_Required task:_ Below is a listing; write it out exactly and drop any images from it.

┌─ Data provided

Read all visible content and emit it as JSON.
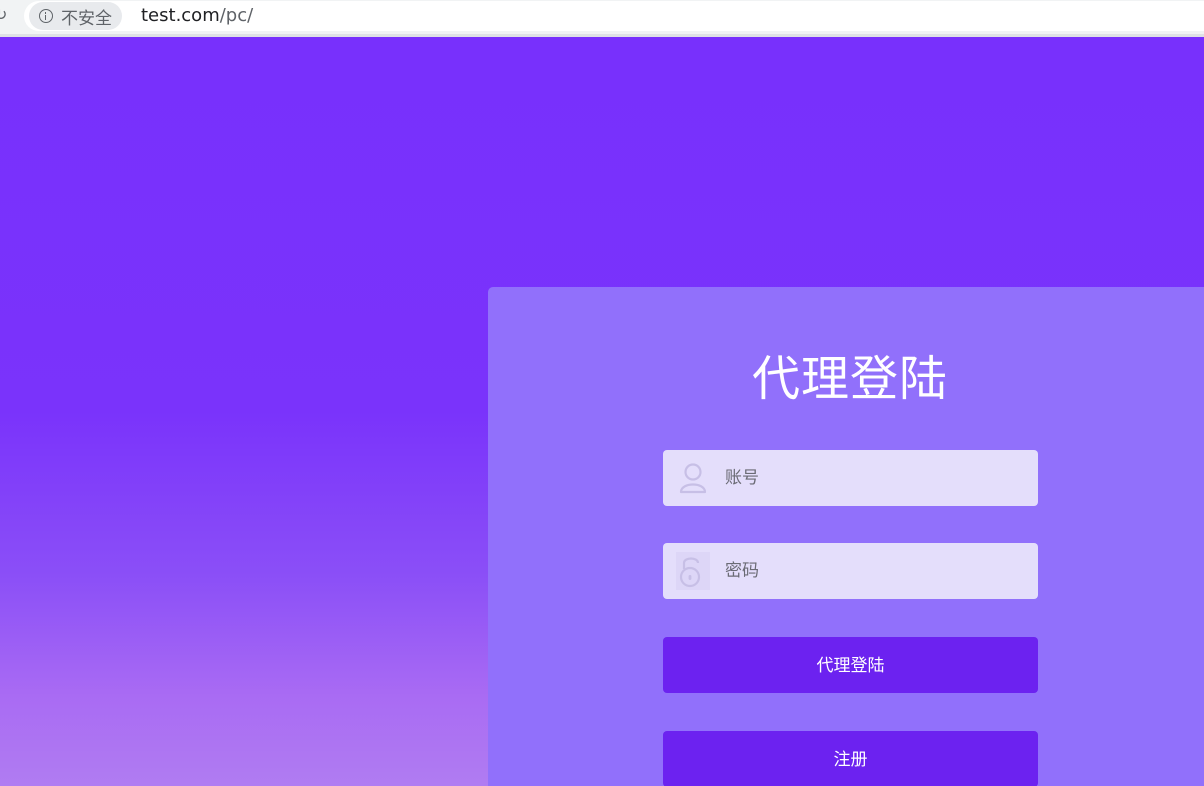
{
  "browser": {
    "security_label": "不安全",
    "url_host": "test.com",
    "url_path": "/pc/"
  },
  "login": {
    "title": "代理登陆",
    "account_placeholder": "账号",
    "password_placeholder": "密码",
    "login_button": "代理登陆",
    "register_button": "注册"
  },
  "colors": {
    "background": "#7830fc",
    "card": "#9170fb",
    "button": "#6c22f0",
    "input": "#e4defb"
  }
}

└─

_Reply to the task:_
Read all visible content and emit it as JSON.
{
  "browser": {
    "security_label": "不安全",
    "url_host": "test.com",
    "url_path": "/pc/"
  },
  "login": {
    "title": "代理登陆",
    "account_placeholder": "账号",
    "password_placeholder": "密码",
    "login_button": "代理登陆",
    "register_button": "注册"
  },
  "colors": {
    "background": "#7830fc",
    "card": "#9170fb",
    "button": "#6c22f0",
    "input": "#e4defb"
  }
}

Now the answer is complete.